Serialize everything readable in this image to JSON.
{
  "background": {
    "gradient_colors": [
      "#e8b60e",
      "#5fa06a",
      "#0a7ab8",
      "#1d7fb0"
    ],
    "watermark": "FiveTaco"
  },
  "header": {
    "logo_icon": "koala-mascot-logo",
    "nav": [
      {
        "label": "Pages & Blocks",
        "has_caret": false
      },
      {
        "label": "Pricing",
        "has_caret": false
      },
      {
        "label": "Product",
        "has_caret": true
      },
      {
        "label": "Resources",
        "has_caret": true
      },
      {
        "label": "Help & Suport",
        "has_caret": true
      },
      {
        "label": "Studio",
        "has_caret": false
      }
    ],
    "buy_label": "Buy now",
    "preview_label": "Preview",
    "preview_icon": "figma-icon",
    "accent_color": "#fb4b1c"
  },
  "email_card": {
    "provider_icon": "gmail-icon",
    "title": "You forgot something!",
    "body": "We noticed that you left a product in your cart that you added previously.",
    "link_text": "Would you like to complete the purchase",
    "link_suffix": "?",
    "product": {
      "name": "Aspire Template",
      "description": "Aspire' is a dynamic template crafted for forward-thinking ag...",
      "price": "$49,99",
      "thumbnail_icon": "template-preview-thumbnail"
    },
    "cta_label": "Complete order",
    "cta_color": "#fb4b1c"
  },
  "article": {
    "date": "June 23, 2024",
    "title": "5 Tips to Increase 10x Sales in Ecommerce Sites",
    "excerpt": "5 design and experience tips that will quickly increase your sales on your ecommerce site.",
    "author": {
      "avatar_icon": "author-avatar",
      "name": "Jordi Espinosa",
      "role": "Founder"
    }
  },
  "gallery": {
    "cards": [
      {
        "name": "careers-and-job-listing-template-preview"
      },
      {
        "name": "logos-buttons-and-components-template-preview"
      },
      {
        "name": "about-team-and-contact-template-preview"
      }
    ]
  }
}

# # #

Please reproduce each line exactly as written.

◆ **EXPECTED OUTPUT**
Serialize everything readable in this image to JSON.
{
  "background": {
    "gradient_colors": [
      "#e8b60e",
      "#5fa06a",
      "#0a7ab8",
      "#1d7fb0"
    ],
    "watermark": "FiveTaco"
  },
  "header": {
    "logo_icon": "koala-mascot-logo",
    "nav": [
      {
        "label": "Pages & Blocks",
        "has_caret": false
      },
      {
        "label": "Pricing",
        "has_caret": false
      },
      {
        "label": "Product",
        "has_caret": true
      },
      {
        "label": "Resources",
        "has_caret": true
      },
      {
        "label": "Help & Suport",
        "has_caret": true
      },
      {
        "label": "Studio",
        "has_caret": false
      }
    ],
    "buy_label": "Buy now",
    "preview_label": "Preview",
    "preview_icon": "figma-icon",
    "accent_color": "#fb4b1c"
  },
  "email_card": {
    "provider_icon": "gmail-icon",
    "title": "You forgot something!",
    "body": "We noticed that you left a product in your cart that you added previously.",
    "link_text": "Would you like to complete the purchase",
    "link_suffix": "?",
    "product": {
      "name": "Aspire Template",
      "description": "Aspire' is a dynamic template crafted for forward-thinking ag...",
      "price": "$49,99",
      "thumbnail_icon": "template-preview-thumbnail"
    },
    "cta_label": "Complete order",
    "cta_color": "#fb4b1c"
  },
  "article": {
    "date": "June 23, 2024",
    "title": "5 Tips to Increase 10x Sales in Ecommerce Sites",
    "excerpt": "5 design and experience tips that will quickly increase your sales on your ecommerce site.",
    "author": {
      "avatar_icon": "author-avatar",
      "name": "Jordi Espinosa",
      "role": "Founder"
    }
  },
  "gallery": {
    "cards": [
      {
        "name": "careers-and-job-listing-template-preview"
      },
      {
        "name": "logos-buttons-and-components-template-preview"
      },
      {
        "name": "about-team-and-contact-template-preview"
      }
    ]
  }
}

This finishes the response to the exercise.